-- Information shown --

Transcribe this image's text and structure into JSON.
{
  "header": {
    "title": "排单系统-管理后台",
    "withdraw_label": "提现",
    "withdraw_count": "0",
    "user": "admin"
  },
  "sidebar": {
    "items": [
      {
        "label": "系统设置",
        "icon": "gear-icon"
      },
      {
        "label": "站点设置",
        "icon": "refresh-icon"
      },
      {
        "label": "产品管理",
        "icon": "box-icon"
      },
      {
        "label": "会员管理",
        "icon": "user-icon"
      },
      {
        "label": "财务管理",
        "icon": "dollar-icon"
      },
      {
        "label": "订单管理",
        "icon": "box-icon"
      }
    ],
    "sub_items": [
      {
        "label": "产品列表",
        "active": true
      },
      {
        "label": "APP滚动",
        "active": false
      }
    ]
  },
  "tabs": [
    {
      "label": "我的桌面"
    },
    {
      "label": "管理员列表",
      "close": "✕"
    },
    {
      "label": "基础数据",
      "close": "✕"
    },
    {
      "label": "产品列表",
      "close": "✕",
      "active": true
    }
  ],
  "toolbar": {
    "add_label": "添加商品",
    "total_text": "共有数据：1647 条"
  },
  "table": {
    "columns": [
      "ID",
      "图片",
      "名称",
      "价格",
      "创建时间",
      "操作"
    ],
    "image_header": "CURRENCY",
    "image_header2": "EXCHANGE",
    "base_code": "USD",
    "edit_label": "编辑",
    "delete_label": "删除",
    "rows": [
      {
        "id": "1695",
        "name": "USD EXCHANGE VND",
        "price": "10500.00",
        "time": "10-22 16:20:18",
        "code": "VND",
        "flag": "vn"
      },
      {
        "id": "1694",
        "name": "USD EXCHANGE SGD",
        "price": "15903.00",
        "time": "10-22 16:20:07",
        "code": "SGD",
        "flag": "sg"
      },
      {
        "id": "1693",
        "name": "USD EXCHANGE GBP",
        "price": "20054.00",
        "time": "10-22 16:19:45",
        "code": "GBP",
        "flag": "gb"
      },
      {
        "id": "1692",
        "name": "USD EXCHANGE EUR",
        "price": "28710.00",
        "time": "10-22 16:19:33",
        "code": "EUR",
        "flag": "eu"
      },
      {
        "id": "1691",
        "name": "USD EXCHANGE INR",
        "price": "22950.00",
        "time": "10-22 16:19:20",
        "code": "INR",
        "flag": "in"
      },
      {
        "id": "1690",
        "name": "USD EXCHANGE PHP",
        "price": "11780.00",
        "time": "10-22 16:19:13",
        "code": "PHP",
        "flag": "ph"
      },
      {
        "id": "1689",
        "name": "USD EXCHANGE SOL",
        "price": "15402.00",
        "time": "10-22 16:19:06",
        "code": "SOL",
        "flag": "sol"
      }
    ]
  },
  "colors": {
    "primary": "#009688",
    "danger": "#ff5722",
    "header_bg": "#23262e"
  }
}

-- Prompt --
Select the lines in this material that hold the word "time", leaving none out.

-- Finished exercise --
        "time": "10-22 16:20:18",
        "time": "10-22 16:20:07",
        "time": "10-22 16:19:45",
        "time": "10-22 16:19:33",
        "time": "10-22 16:19:20",
        "time": "10-22 16:19:13",
        "time": "10-22 16:19:06",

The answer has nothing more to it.